(Data records)

※

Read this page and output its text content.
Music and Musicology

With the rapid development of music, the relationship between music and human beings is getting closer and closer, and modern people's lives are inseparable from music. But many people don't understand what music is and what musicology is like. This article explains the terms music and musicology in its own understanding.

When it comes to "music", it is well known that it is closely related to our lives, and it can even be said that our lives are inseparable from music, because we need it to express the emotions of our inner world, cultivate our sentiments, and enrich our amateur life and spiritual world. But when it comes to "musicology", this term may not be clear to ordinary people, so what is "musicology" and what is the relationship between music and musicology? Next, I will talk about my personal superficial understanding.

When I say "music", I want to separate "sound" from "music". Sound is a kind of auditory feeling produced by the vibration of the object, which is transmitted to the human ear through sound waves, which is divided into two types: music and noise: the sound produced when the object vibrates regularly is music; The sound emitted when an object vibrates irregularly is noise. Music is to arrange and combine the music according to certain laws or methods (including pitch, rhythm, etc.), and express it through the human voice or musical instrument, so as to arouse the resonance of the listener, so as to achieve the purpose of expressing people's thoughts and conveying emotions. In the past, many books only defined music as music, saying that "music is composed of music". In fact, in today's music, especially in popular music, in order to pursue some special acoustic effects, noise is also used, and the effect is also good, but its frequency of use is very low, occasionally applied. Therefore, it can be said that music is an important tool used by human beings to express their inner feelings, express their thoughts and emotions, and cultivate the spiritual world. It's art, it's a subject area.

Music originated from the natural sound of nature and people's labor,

※

The request:
Print the material once more, exactly.

Answer to this problem:
Read this page and output its text content.
Music and Musicology

With the rapid development of music, the relationship between music and human beings is getting closer and closer, and modern people's lives are inseparable from music. But many people don't understand what music is and what musicology is like. This article explains the terms music and musicology in its own understanding.

When it comes to "music", it is well known that it is closely related to our lives, and it can even be said that our lives are inseparable from music, because we need it to express the emotions of our inner world, cultivate our sentiments, and enrich our amateur life and spiritual world. But when it comes to "musicology", this term may not be clear to ordinary people, so what is "musicology" and what is the relationship between music and musicology? Next, I will talk about my personal superficial understanding.

When I say "music", I want to separate "sound" from "music". Sound is a kind of auditory feeling produced by the vibration of the object, which is transmitted to the human ear through sound waves, which is divided into two types: music and noise: the sound produced when the object vibrates regularly is music; The sound emitted when an object vibrates irregularly is noise. Music is to arrange and combine the music according to certain laws or methods (including pitch, rhythm, etc.), and express it through the human voice or musical instrument, so as to arouse the resonance of the listener, so as to achieve the purpose of expressing people's thoughts and conveying emotions. In the past, many books only defined music as music, saying that "music is composed of music". In fact, in today's music, especially in popular music, in order to pursue some special acoustic effects, noise is also used, and the effect is also good, but its frequency of use is very low, occasionally applied. Therefore, it can be said that music is an important tool used by human beings to express their inner feelings, express their thoughts and emotions, and cultivate the spiritual world. It's art, it's a subject area.

Music originated from the natural sound of nature and people's labor,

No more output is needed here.